• **What the exercise asks**
Filter for the word "backwards" and keep each matching line.
◆ ◆ ◆ ◆ ◆ ◆ ◆
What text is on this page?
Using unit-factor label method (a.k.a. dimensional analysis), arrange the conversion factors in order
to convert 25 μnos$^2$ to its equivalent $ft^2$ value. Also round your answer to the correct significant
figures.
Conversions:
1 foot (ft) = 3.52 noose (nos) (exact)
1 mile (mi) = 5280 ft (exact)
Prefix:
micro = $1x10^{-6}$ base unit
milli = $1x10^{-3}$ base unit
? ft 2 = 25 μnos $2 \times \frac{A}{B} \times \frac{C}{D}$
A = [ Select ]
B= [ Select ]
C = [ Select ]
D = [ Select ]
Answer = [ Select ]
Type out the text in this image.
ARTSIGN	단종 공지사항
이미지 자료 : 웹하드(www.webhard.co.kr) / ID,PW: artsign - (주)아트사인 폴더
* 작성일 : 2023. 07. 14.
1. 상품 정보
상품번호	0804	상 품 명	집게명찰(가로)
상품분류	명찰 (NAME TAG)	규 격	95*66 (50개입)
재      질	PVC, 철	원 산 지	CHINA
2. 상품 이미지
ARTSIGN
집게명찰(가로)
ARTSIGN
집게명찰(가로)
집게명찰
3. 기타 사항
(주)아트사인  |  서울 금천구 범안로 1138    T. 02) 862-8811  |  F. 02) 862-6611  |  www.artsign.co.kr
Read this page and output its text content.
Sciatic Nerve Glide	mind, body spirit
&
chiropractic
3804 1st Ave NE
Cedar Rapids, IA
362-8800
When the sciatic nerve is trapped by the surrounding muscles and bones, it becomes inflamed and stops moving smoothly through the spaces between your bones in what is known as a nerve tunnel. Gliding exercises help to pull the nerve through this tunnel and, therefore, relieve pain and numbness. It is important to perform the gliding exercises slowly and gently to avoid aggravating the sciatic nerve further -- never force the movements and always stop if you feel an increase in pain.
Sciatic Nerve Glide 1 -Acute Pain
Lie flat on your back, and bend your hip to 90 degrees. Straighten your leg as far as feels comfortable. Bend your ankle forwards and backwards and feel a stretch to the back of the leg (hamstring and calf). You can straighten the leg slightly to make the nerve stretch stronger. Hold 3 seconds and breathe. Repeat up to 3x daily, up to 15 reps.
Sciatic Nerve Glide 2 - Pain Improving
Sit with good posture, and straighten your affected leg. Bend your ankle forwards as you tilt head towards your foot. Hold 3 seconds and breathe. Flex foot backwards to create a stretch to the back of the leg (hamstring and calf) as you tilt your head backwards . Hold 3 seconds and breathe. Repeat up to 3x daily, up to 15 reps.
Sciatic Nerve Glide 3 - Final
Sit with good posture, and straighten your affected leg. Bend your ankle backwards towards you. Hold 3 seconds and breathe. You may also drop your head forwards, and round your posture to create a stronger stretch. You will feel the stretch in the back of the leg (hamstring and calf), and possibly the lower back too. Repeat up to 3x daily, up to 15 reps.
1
◆ ◆ ◆ ◆ ◆ ◆ ◆
• **Answer to the exercise**
Lie flat on your back, and bend your hip to 90 degrees. Straighten your leg as far as feels comfortable. Bend your ankle forwards and backwards and feel a stretch to the back of the leg (hamstring and calf). You can straighten the leg slightly to make the nerve stretch stronger. Hold 3 seconds and breathe. Repeat up to 3x daily, up to 15 reps.
Sit with good posture, and straighten your affected leg. Bend your ankle forwards as you tilt head towards your foot. Hold 3 seconds and breathe. Flex foot backwards to create a stretch to the back of the leg (hamstring and calf) as you tilt your head backwards . Hold 3 seconds and breathe. Repeat up to 3x daily, up to 15 reps.
Sit with good posture, and straighten your affected leg. Bend your ankle backwards towards you. Hold 3 seconds and breathe. You may also drop your head forwards, and round your posture to create a stronger stretch. You will feel the stretch in the back of the leg (hamstring and calf), and possibly the lower back too. Repeat up to 3x daily, up to 15 reps.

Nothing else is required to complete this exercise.